● Materials provided:
+ + + + +
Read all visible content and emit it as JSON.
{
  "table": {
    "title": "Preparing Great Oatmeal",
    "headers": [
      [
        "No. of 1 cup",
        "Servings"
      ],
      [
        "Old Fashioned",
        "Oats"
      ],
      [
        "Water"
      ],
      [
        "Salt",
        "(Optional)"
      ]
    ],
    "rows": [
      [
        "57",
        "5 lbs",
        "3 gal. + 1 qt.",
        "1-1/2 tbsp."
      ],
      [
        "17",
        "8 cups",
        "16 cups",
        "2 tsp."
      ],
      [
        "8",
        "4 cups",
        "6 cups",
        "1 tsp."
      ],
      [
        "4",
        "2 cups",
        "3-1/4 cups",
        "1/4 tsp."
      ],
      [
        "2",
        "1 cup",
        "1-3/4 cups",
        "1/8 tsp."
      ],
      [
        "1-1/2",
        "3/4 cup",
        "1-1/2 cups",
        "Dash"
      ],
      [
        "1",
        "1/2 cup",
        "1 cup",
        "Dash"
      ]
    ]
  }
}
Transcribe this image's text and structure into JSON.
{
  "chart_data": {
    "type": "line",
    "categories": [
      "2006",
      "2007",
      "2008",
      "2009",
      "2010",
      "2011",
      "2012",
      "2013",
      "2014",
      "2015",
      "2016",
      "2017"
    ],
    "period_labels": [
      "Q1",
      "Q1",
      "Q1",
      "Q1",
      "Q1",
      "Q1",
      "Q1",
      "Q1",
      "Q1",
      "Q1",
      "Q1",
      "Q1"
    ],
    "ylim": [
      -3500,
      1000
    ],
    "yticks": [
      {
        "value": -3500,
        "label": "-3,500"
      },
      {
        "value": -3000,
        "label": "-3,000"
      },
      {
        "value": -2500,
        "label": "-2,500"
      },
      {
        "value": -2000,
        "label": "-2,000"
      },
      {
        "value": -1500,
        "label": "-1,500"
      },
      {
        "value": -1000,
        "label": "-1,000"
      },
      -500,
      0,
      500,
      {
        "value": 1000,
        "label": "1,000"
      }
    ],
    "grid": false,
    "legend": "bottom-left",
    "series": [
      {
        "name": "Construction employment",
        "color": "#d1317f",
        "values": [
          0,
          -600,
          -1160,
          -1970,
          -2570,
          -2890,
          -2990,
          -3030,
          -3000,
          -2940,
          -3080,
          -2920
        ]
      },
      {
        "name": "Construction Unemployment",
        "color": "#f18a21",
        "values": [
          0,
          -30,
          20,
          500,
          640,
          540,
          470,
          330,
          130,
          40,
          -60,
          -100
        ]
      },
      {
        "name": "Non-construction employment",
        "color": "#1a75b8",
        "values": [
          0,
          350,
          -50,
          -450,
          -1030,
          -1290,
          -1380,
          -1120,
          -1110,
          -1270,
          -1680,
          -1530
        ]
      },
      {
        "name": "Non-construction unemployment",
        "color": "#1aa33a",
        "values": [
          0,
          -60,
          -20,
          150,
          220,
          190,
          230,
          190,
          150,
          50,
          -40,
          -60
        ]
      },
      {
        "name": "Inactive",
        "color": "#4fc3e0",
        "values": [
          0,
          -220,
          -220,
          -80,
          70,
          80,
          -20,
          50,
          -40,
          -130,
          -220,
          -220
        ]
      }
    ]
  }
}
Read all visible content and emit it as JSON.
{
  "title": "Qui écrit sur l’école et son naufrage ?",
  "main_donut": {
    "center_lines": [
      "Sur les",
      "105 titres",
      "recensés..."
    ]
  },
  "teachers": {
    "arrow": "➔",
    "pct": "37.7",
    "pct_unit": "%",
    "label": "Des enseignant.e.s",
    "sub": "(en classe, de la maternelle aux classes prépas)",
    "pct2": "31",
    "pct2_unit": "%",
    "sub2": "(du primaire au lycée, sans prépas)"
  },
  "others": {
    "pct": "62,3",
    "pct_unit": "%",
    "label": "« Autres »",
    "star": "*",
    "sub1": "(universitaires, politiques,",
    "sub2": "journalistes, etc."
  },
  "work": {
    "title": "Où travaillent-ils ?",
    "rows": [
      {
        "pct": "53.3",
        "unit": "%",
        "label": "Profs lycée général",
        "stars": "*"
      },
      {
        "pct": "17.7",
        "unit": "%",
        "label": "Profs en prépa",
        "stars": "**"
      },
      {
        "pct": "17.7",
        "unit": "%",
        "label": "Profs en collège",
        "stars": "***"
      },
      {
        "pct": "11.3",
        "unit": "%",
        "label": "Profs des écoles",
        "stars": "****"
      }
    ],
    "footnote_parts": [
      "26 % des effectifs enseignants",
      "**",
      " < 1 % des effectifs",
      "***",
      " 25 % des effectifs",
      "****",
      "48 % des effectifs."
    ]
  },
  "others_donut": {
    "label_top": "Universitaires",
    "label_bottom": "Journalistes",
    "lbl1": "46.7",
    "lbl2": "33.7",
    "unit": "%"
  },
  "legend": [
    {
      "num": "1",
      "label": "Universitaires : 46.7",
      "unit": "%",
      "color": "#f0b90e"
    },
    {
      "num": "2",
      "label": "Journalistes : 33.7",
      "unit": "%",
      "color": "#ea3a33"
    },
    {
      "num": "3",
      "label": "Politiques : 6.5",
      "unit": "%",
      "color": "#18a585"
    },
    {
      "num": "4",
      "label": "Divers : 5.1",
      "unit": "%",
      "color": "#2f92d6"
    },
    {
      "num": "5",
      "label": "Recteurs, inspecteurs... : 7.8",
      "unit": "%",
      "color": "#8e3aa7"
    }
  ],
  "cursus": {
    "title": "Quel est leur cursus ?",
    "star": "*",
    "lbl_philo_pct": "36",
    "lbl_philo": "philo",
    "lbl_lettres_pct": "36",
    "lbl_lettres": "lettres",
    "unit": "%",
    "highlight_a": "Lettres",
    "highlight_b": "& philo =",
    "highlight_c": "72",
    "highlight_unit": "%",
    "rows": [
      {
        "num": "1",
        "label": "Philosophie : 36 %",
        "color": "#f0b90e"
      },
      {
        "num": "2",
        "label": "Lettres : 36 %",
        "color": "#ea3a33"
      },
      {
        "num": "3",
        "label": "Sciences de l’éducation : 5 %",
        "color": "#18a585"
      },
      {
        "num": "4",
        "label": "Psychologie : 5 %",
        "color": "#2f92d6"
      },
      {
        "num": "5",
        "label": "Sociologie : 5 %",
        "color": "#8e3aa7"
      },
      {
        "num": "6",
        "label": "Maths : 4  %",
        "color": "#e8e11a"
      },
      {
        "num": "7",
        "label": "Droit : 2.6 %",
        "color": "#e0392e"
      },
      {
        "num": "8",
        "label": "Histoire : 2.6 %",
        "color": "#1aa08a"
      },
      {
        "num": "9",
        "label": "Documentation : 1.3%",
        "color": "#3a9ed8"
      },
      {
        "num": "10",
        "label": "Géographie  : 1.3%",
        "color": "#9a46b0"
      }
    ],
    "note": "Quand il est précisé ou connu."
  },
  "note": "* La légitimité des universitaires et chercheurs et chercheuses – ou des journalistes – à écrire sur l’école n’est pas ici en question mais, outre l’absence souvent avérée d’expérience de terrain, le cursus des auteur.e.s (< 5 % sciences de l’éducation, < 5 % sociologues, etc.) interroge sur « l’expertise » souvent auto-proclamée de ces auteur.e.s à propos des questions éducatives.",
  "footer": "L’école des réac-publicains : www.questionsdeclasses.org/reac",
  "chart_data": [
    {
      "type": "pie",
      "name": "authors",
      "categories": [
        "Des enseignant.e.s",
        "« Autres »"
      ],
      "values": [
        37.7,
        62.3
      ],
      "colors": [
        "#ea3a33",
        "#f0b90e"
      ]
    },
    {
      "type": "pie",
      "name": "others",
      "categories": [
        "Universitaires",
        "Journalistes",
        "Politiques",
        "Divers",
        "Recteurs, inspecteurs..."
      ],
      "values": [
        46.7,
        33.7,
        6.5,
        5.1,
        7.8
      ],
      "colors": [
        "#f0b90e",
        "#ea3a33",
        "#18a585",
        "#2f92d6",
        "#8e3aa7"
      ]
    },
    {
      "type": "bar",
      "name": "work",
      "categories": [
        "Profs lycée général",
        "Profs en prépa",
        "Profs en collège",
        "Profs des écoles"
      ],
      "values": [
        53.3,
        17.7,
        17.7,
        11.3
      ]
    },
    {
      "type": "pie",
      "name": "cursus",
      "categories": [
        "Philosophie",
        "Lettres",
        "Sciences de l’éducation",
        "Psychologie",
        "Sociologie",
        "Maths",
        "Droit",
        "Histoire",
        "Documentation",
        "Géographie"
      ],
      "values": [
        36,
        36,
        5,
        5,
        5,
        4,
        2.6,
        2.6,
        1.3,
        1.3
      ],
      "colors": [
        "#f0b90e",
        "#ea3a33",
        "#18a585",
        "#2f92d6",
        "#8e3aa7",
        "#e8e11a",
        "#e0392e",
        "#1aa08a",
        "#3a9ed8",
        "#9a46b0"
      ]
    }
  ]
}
+ + + + +
● What the exercise asks: Check every line of the data above for the string "title", and copy those that have it.

● The solution:
    "title": "Preparing Great Oatmeal",
  "title": "Qui écrit sur l’école et son naufrage ?",
    "title": "Où travaillent-ils ?",
    "title": "Quel est leur cursus ?",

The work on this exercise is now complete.